Brief —
How many lines in the records below hold the string "length"? Answer with the number alone.

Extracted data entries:
** start **
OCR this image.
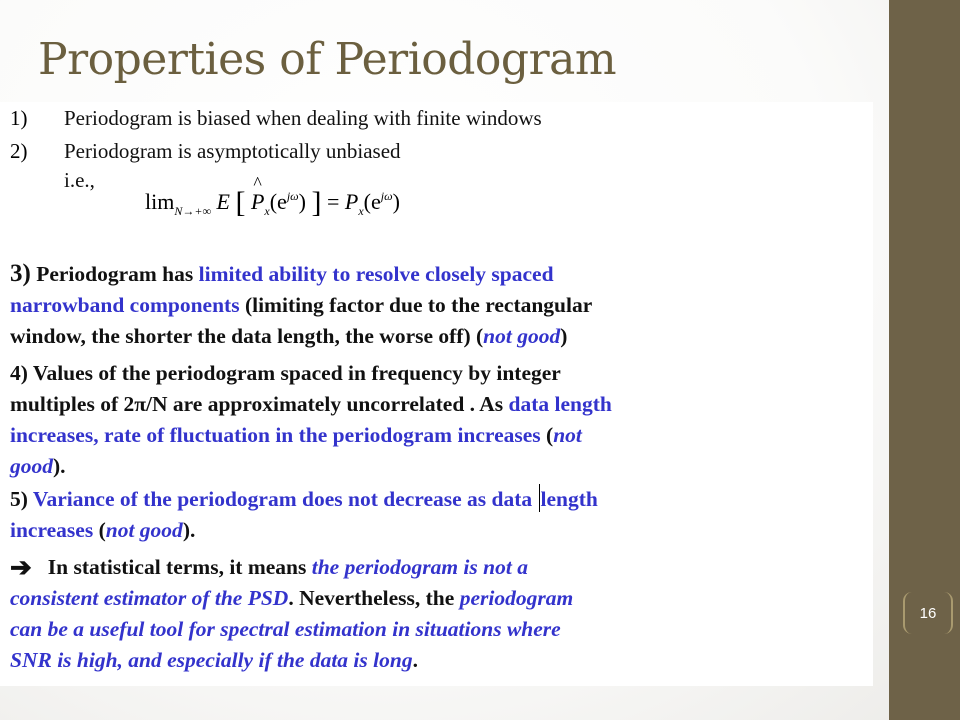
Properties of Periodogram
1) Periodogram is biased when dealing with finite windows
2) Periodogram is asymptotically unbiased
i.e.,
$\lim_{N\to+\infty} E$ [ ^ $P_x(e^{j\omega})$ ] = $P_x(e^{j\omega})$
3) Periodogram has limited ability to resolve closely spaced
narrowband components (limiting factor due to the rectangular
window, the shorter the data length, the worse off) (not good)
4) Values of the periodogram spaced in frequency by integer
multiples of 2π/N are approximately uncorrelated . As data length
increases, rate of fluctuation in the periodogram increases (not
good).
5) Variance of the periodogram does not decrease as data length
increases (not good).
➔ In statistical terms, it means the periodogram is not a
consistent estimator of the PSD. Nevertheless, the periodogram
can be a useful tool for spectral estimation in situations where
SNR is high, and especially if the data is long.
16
** end **
Full response —
3